EXCERPTED PASSAGE:
Use RumbleDB to query data with JSONiq, even data that does not fit in DataFrames.
Try-it-out sandbox: https://colab.research.google.com/github/RumbleDB/rumble/blob/master/RumbleSandbox.ipynb
Instructions to get started: https://rumble.readthedocs.io/en/latest/Getting%20started/
Supported Java versions
The jars are compatible with Java 11. Support for Java 8 is dropped.
Supported Spark versions
Spark 3.2 and 3.3 are no longer supported as of RumbleDB 1.22, as they are no longer supported officially by the Spark team. Spark 3.4 and 3.5 are supported. Spark 4 is currently in preview and not supported yet by RumbleDB, but we are currently trying it out in order to support in future releases.
Jars
RumbleDB comes in 3 jars that you can pick from depending on your needs:
rumbledb-1.22.0-standalone.jar contains Spark already and can simply be run "out of the box" with java -jar rumbledb-1.22.0-standalone.jar with Java 11.

DATA EXCERPT:

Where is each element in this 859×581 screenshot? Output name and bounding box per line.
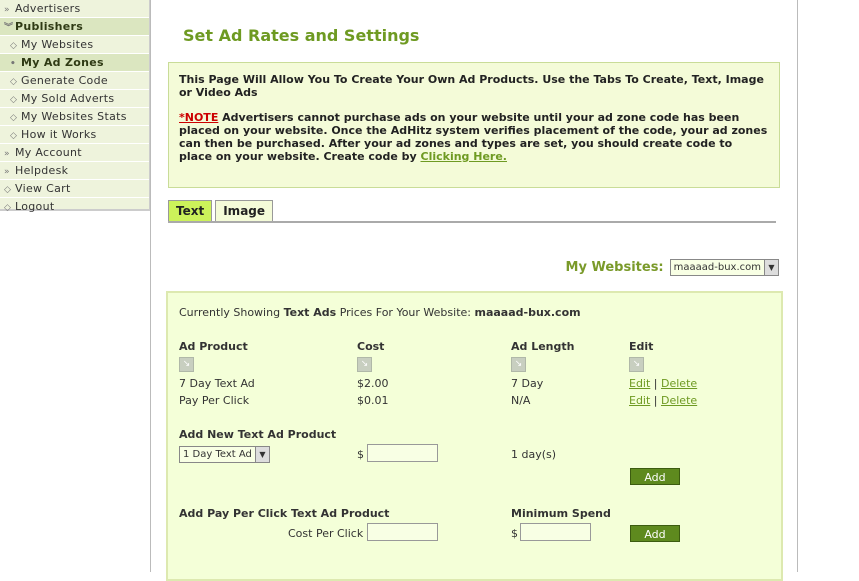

PROBLEMS:
[1] In two sentences, summarize the RumbleDB page above.
[2] Extend the RumbleDB page, picking up after its final sentence.

IN RESPONSE:
[1] RumbleDB lets users query data with JSONiq, even data that does not fit in DataFrames, and its jars are compatible with Java 11, with support for Java 8 dropped. As of RumbleDB 1.22, Spark 3.4 and 3.5 are supported while Spark 3.2 and 3.3 are not, and Spark 4 is not yet supported.

[2]
rumbledb-1.22.0-for-spark-3.4-scala-2-12.jar, rumbledb-1.22.0-for-spark-3.5-scala-2-12.jar, and rumbledb-1.22.0-for-spark-3.5-scala-2-13.jar are smaller in size, do not contain Spark, and can be run in a corresponding, existing Spark environment either local (so you need to download and install Spark) or on a cluster (EMR with just a few clicks, etc) with spark-submit rumbledb-....jar -q '1+1'
Improvements
Support for the W3C-standardized copy-modify-return expression as a more convenient way to transform JSON objects and arrays with the update syntax (insertion, deletion, replacement, renaming)
Support for the persistence of updates on objects and arrays read from the DeltaLake (with the same update syntax)
Support for scripting: variable assignments, while loops, applying updates in the middle of the execution with visible side effects (under snapshot semantics), statements, block statements, continue, break, exit returning.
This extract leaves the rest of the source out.